Search the material below for the word "menus". Copy every line that has it.

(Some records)
--*--

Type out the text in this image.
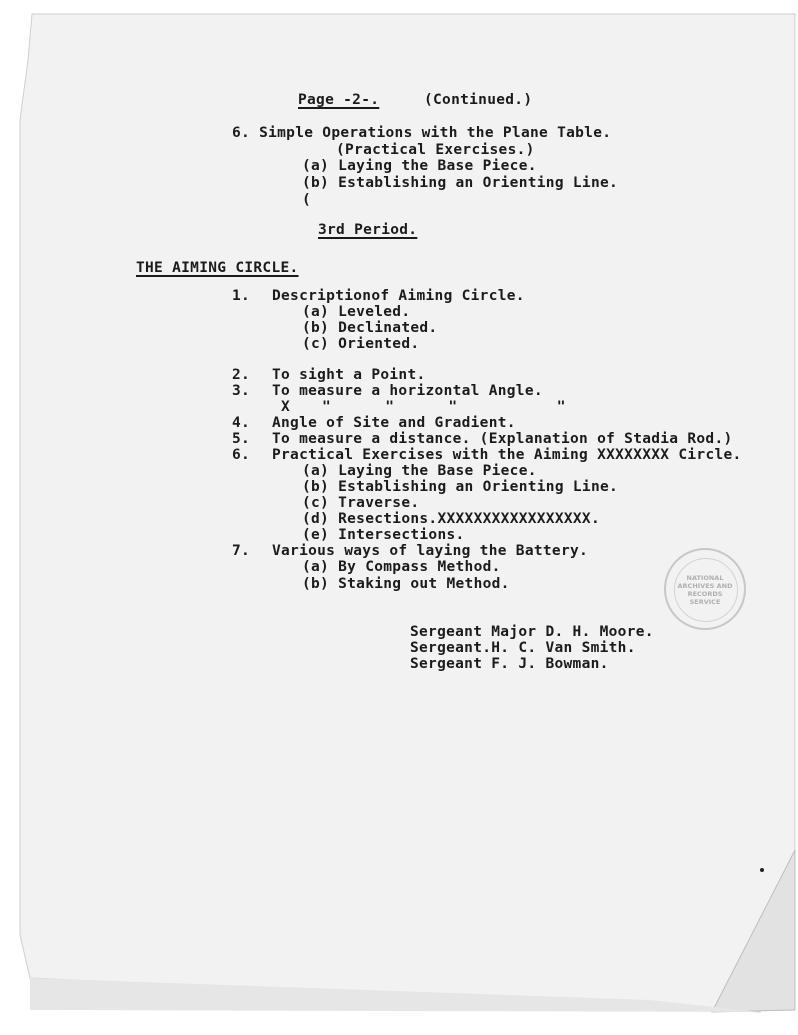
Page -2-.	(Continued.)
6. Simple Operations with the Plane Table.
(Practical Exercises.)
(a) Laying the Base Piece.
(b) Establishing an Orienting Line.
(
3rd Period.
THE AIMING CIRCLE.
1. Descriptionof Aiming Circle.
(a) Leveled.
(b) Declinated.
(c) Oriented.
2. To sight a Point.
3. To measure a horizontal Angle.
X "      "      "           "
4. Angle of Site and Gradient.
5. To measure a distance. (Explanation of Stadia Rod.)
6. Practical Exercises with the Aiming XXXXXXXX Circle.
(a) Laying the Base Piece.
(b) Establishing an Orienting Line.
(c) Traverse.
(d) Resections.XXXXXXXXXXXXXXXXX.
(e) Intersections.
7. Various ways of laying the Battery.
(a) By Compass Method.
(b) Staking out Method.	NATIONAL
ARCHIVES AND
RECORDS
SERVICE
Sergeant Major D. H. Moore.
Sergeant.H. C. Van Smith.
Sergeant F. J. Bowman.
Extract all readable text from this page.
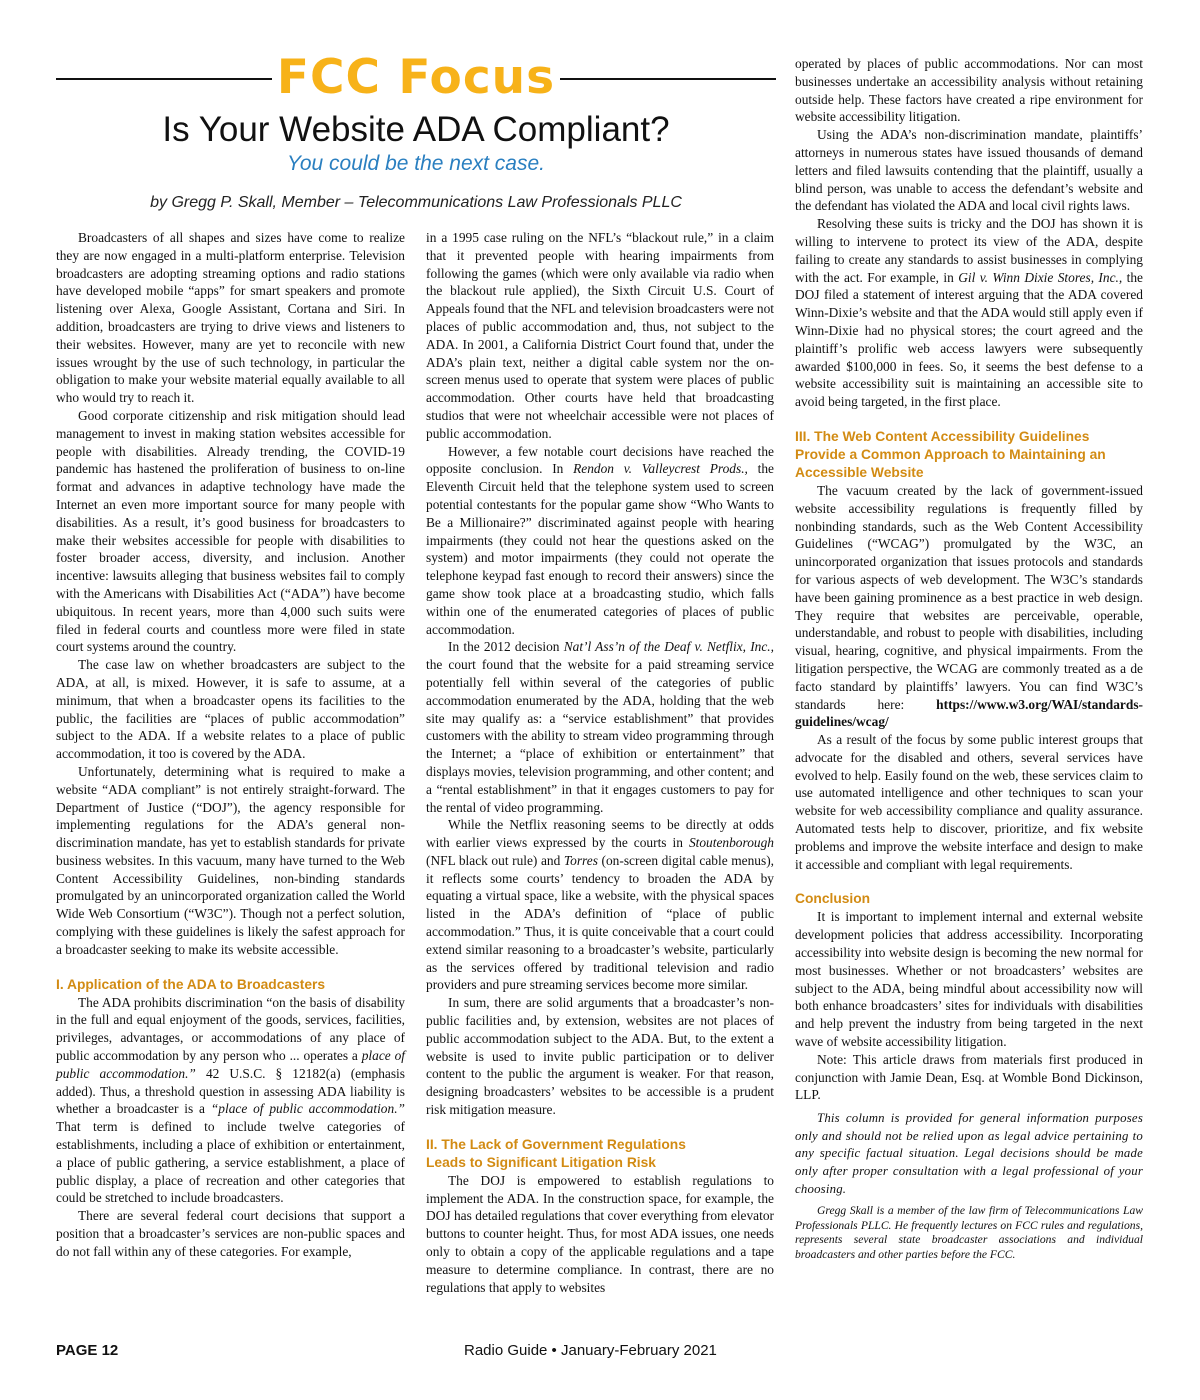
FCC Focus
Is Your Website ADA Compliant?
You could be the next case.
by Gregg P. Skall, Member – Telecommunications Law Professionals PLLC

Broadcasters of all shapes and sizes have come to realize they are now engaged in a multi-platform enterprise. Television broadcasters are adopting streaming options and radio stations have developed mobile “apps” for smart speakers and promote listening over Alexa, Google Assistant, Cortana and Siri. In addition, broadcasters are trying to drive views and listeners to their websites. However, many are yet to reconcile with new issues wrought by the use of such technology, in particular the obligation to make your website material equally available to all who would try to reach it.

Good corporate citizenship and risk mitigation should lead management to invest in making station websites accessible for people with disabilities. Already trending, the COVID-19 pandemic has hastened the proliferation of business to on-line format and advances in adaptive technology have made the Internet an even more important source for many people with disabilities. As a result, it’s good business for broadcasters to make their websites accessible for people with disabilities to foster broader access, diversity, and inclusion. Another incentive: lawsuits alleging that business websites fail to comply with the Americans with Disabilities Act (“ADA”) have become ubiquitous. In recent years, more than 4,000 such suits were filed in federal courts and countless more were filed in state court systems around the country.

The case law on whether broadcasters are subject to the ADA, at all, is mixed. However, it is safe to assume, at a minimum, that when a broadcaster opens its facilities to the public, the facilities are “places of public accommodation” subject to the ADA. If a website relates to a place of public accommodation, it too is covered by the ADA.

Unfortunately, determining what is required to make a website “ADA compliant” is not entirely straight-forward. The Department of Justice (“DOJ”), the agency responsible for implementing regulations for the ADA’s general non-discrimination mandate, has yet to establish standards for private business websites. In this vacuum, many have turned to the Web Content Accessibility Guidelines, non-binding standards promulgated by an unincorporated organization called the World Wide Web Consortium (“W3C”). Though not a perfect solution, complying with these guidelines is likely the safest approach for a broadcaster seeking to make its website accessible.

I. Application of the ADA to Broadcasters

The ADA prohibits discrimination “on the basis of disability in the full and equal enjoyment of the goods, services, facilities, privileges, advantages, or accommodations of any place of public accommodation by any person who ... operates a place of public accommodation.” 42 U.S.C. § 12182(a) (emphasis added). Thus, a threshold question in assessing ADA liability is whether a broadcaster is a “place of public accommodation.” That term is defined to include twelve categories of establishments, including a place of exhibition or entertainment, a place of public gathering, a service establishment, a place of public display, a place of recreation and other categories that could be stretched to include broadcasters.

There are several federal court decisions that support a position that a broadcaster’s services are non-public spaces and do not fall within any of these categories. For example,

in a 1995 case ruling on the NFL’s “blackout rule,” in a claim that it prevented people with hearing impairments from following the games (which were only available via radio when the blackout rule applied), the Sixth Circuit U.S. Court of Appeals found that the NFL and television broadcasters were not places of public accommodation and, thus, not subject to the ADA. In 2001, a California District Court found that, under the ADA’s plain text, neither a digital cable system nor the on-screen menus used to operate that system were places of public accommodation. Other courts have held that broadcasting studios that were not wheelchair accessible were not places of public accommodation.

However, a few notable court decisions have reached the opposite conclusion. In Rendon v. Valleycrest Prods., the Eleventh Circuit held that the telephone system used to screen potential contestants for the popular game show “Who Wants to Be a Millionaire?” discriminated against people with hearing impairments (they could not hear the questions asked on the system) and motor impairments (they could not operate the telephone keypad fast enough to record their answers) since the game show took place at a broadcasting studio, which falls within one of the enumerated categories of places of public accommodation.

In the 2012 decision Nat’l Ass’n of the Deaf v. Netflix, Inc., the court found that the website for a paid streaming service potentially fell within several of the categories of public accommodation enumerated by the ADA, holding that the web site may qualify as: a “service establishment” that provides customers with the ability to stream video programming through the Internet; a “place of exhibition or entertainment” that displays movies, television programming, and other content; and a “rental establishment” in that it engages customers to pay for the rental of video programming.

While the Netflix reasoning seems to be directly at odds with earlier views expressed by the courts in Stoutenborough (NFL black out rule) and Torres (on-screen digital cable menus), it reflects some courts’ tendency to broaden the ADA by equating a virtual space, like a website, with the physical spaces listed in the ADA’s definition of “place of public accommodation.” Thus, it is quite conceivable that a court could extend similar reasoning to a broadcaster’s website, particularly as the services offered by traditional television and radio providers and pure streaming services become more similar.

In sum, there are solid arguments that a broadcaster’s non-public facilities and, by extension, websites are not places of public accommodation subject to the ADA. But, to the extent a website is used to invite public participation or to deliver content to the public the argument is weaker. For that reason, designing broadcasters’ websites to be accessible is a prudent risk mitigation measure.

II. The Lack of Government Regulations
Leads to Significant Litigation Risk

The DOJ is empowered to establish regulations to implement the ADA. In the construction space, for example, the DOJ has detailed regulations that cover everything from elevator buttons to counter height. Thus, for most ADA issues, one needs only to obtain a copy of the applicable regulations and a tape measure to determine compliance. In contrast, there are no regulations that apply to websites

operated by places of public accommodations. Nor can most businesses undertake an accessibility analysis without retaining outside help. These factors have created a ripe environment for website accessibility litigation.

Using the ADA’s non-discrimination mandate, plaintiffs’ attorneys in numerous states have issued thousands of demand letters and filed lawsuits contending that the plaintiff, usually a blind person, was unable to access the defendant’s website and the defendant has violated the ADA and local civil rights laws.

Resolving these suits is tricky and the DOJ has shown it is willing to intervene to protect its view of the ADA, despite failing to create any standards to assist businesses in complying with the act. For example, in Gil v. Winn Dixie Stores, Inc., the DOJ filed a statement of interest arguing that the ADA covered Winn-Dixie’s website and that the ADA would still apply even if Winn-Dixie had no physical stores; the court agreed and the plaintiff’s prolific web access lawyers were subsequently awarded $100,000 in fees. So, it seems the best defense to a website accessibility suit is maintaining an accessible site to avoid being targeted, in the first place.

III. The Web Content Accessibility Guidelines
Provide a Common Approach to Maintaining an
Accessible Website

The vacuum created by the lack of government-issued website accessibility regulations is frequently filled by nonbinding standards, such as the Web Content Accessibility Guidelines (“WCAG”) promulgated by the W3C, an unincorporated organization that issues protocols and standards for various aspects of web development. The W3C’s standards have been gaining prominence as a best practice in web design. They require that websites are perceivable, operable, understandable, and robust to people with disabilities, including visual, hearing, cognitive, and physical impairments. From the litigation perspective, the WCAG are commonly treated as a de facto standard by plaintiffs’ lawyers. You can find W3C’s standards here: https://www.w3.org/WAI/standards-guidelines/wcag/

As a result of the focus by some public interest groups that advocate for the disabled and others, several services have evolved to help. Easily found on the web, these services claim to use automated intelligence and other techniques to scan your website for web accessibility compliance and quality assurance. Automated tests help to discover, prioritize, and fix website problems and improve the website interface and design to make it accessible and compliant with legal requirements.

Conclusion

It is important to implement internal and external website development policies that address accessibility. Incorporating accessibility into website design is becoming the new normal for most businesses. Whether or not broadcasters’ websites are subject to the ADA, being mindful about accessibility now will both enhance broadcasters’ sites for individuals with disabilities and help prevent the industry from being targeted in the next wave of website accessibility litigation.

Note: This article draws from materials first produced in conjunction with Jamie Dean, Esq. at Womble Bond Dickinson, LLP.

This column is provided for general information purposes only and should not be relied upon as legal advice pertaining to any specific factual situation. Legal decisions should be made only after proper consultation with a legal professional of your choosing.

Gregg Skall is a member of the law firm of Telecommunications Law Professionals PLLC. He frequently lectures on FCC rules and regulations, represents several state broadcaster associations and individual broadcasters and other parties before the FCC.

PAGE 12	Radio Guide • January-February 2021
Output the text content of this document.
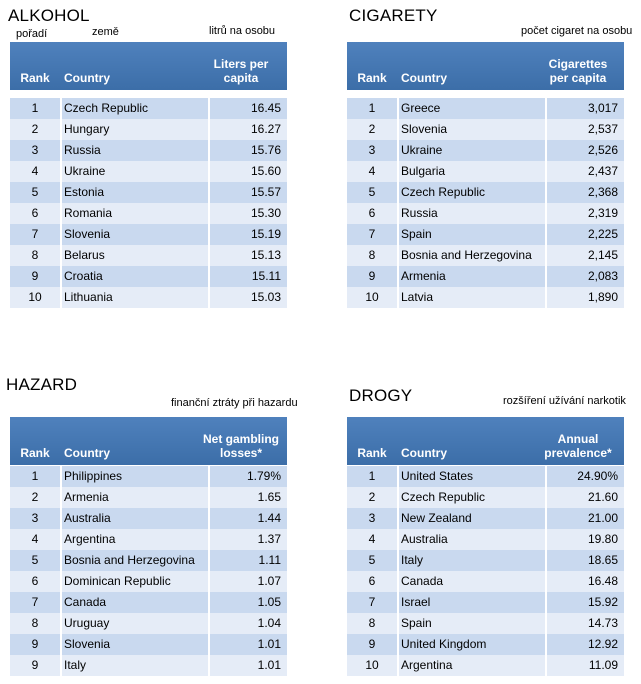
ALKOHOL
pořadí	země	litrů na osobu
Rank	Country
Liters per capita
1	Czech Republic	16.45
2	Hungary	16.27
3	Russia	15.76
4	Ukraine	15.60
5	Estonia	15.57
6	Romania	15.30
7	Slovenia	15.19
8	Belarus	15.13
9	Croatia	15.11
10	Lithuania	15.03
CIGARETY
počet cigaret na osobu
Rank	Country
Cigarettes per capita
1	Greece	3,017
2	Slovenia	2,537
3	Ukraine	2,526
4	Bulgaria	2,437
5	Czech Republic	2,368
6	Russia	2,319
7	Spain	2,225
8	Bosnia and Herzegovina	2,145
9	Armenia	2,083
10	Latvia	1,890
HAZARD
finanční ztráty při hazardu
Rank	Country
Net gambling losses*
1	Philippines	1.79%
2	Armenia	1.65
3	Australia	1.44
4	Argentina	1.37
5	Bosnia and Herzegovina	1.11
6	Dominican Republic	1.07
7	Canada	1.05
8	Uruguay	1.04
9	Slovenia	1.01
9	Italy	1.01
DROGY	rozšíření užívání narkotik
Rank	Country
Annual prevalence*
1	United States	24.90%
2	Czech Republic	21.60
3	New Zealand	21.00
4	Australia	19.80
5	Italy	18.65
6	Canada	16.48
7	Israel	15.92
8	Spain	14.73
9	United Kingdom	12.92
10	Argentina	11.09
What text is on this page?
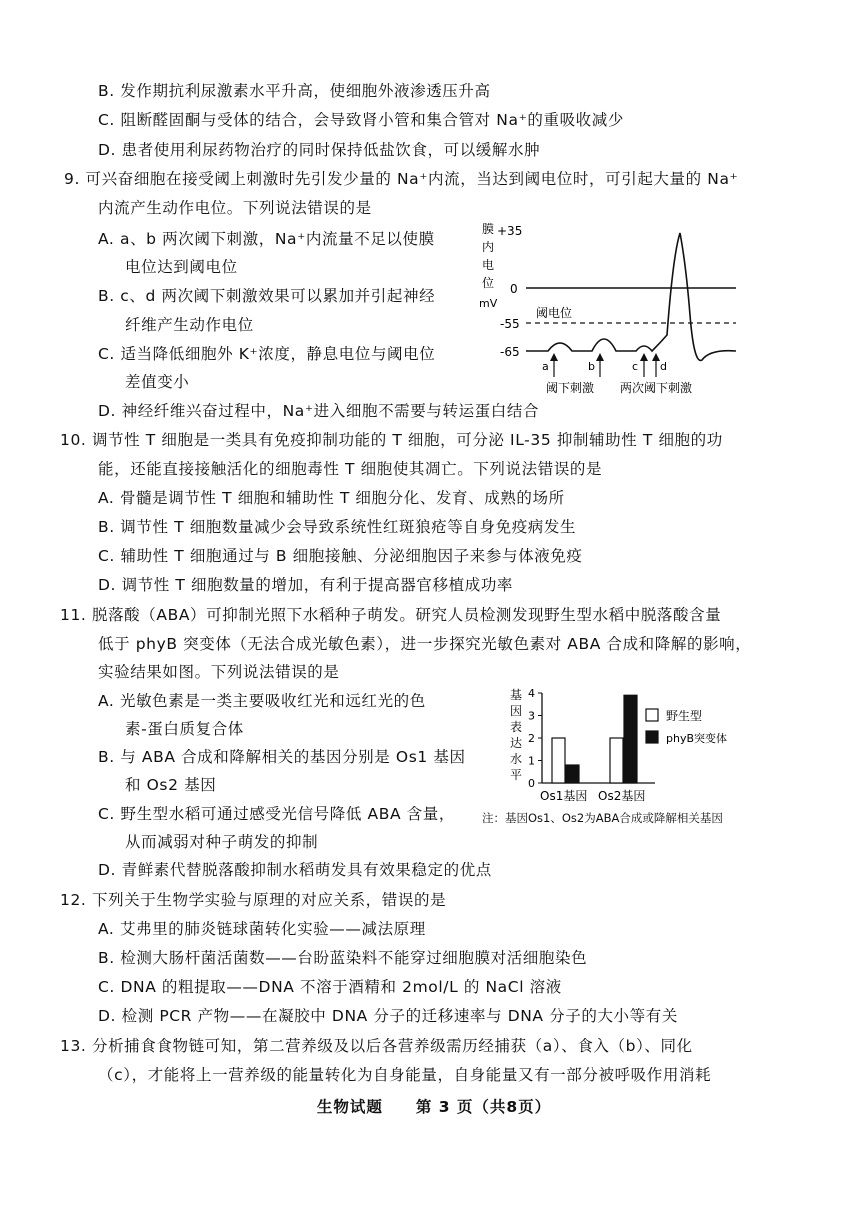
B. 发作期抗利尿激素水平升高，使细胞外液渗透压升高
C. 阻断醛固酮与受体的结合，会导致肾小管和集合管对 Na⁺的重吸收减少
D. 患者使用利尿药物治疗的同时保持低盐饮食，可以缓解水肿
9. 可兴奋细胞在接受阈上刺激时先引发少量的 Na⁺内流，当达到阈电位时，可引起大量的 Na⁺
内流产生动作电位。下列说法错误的是
A. a、b 两次阈下刺激，Na⁺内流量不足以使膜
电位达到阈电位
B. c、d 两次阈下刺激效果可以累加并引起神经
纤维产生动作电位
C. 适当降低细胞外 K⁺浓度，静息电位与阈电位
差值变小
D. 神经纤维兴奋过程中，Na⁺进入细胞不需要与转运蛋白结合
膜
内
电
位
mV
+35
0
-55
-65
阈电位
a	b	c d
阈下刺激 两次阈下刺激
10. 调节性 T 细胞是一类具有免疫抑制功能的 T 细胞，可分泌 IL-35 抑制辅助性 T 细胞的功
能，还能直接接触活化的细胞毒性 T 细胞使其凋亡。下列说法错误的是
A. 骨髓是调节性 T 细胞和辅助性 T 细胞分化、发育、成熟的场所
B. 调节性 T 细胞数量减少会导致系统性红斑狼疮等自身免疫病发生
C. 辅助性 T 细胞通过与 B 细胞接触、分泌细胞因子来参与体液免疫
D. 调节性 T 细胞数量的增加，有利于提高器官移植成功率
11. 脱落酸（ABA）可抑制光照下水稻种子萌发。研究人员检测发现野生型水稻中脱落酸含量
低于 phyB 突变体（无法合成光敏色素），进一步探究光敏色素对 ABA 合成和降解的影响，
实验结果如图。下列说法错误的是
A. 光敏色素是一类主要吸收红光和远红光的色
素-蛋白质复合体
B. 与 ABA 合成和降解相关的基因分别是 Os1 基因
和 Os2 基因
C. 野生型水稻可通过感受光信号降低 ABA 含量，
从而减弱对种子萌发的抑制
D. 青鲜素代替脱落酸抑制水稻萌发具有效果稳定的优点
基
因
表
达
水
平
0
1
2
3
4
Os1基因 Os2基因
野生型
phyB突变体
注：基因Os1、Os2为ABA合成或降解相关基因
12. 下列关于生物学实验与原理的对应关系，错误的是
A. 艾弗里的肺炎链球菌转化实验——减法原理
B. 检测大肠杆菌活菌数——台盼蓝染料不能穿过细胞膜对活细胞染色
C. DNA 的粗提取——DNA 不溶于酒精和 2mol/L 的 NaCl 溶液
D. 检测 PCR 产物——在凝胶中 DNA 分子的迁移速率与 DNA 分子的大小等有关
13. 分析捕食食物链可知，第二营养级及以后各营养级需历经捕获（a）、食入（b）、同化
（c），才能将上一营养级的能量转化为自身能量，自身能量又有一部分被呼吸作用消耗
生物试题　　第 3 页（共8页）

--*--

- [Result of the task]:
in a 1995 case ruling on the NFL’s “blackout rule,” in a claim that it prevented people with hearing impairments from following the games (which were only available via radio when the blackout rule applied), the Sixth Circuit U.S. Court of Appeals found that the NFL and television broadcasters were not places of public accommodation and, thus, not subject to the ADA. In 2001, a California District Court found that, under the ADA’s plain text, neither a digital cable system nor the on-screen menus used to operate that system were places of public accommodation. Other courts have held that broadcasting studios that were not wheelchair accessible were not places of public accommodation.
While the Netflix reasoning seems to be directly at odds with earlier views expressed by the courts in Stoutenborough (NFL black out rule) and Torres (on-screen digital cable menus), it reflects some courts’ tendency to broaden the ADA by equating a virtual space, like a website, with the physical spaces listed in the ADA’s definition of “place of public accommodation.” Thus, it is quite conceivable that a court could extend similar reasoning to a broadcaster’s website, particularly as the services offered by traditional television and radio providers and pure streaming services become more similar.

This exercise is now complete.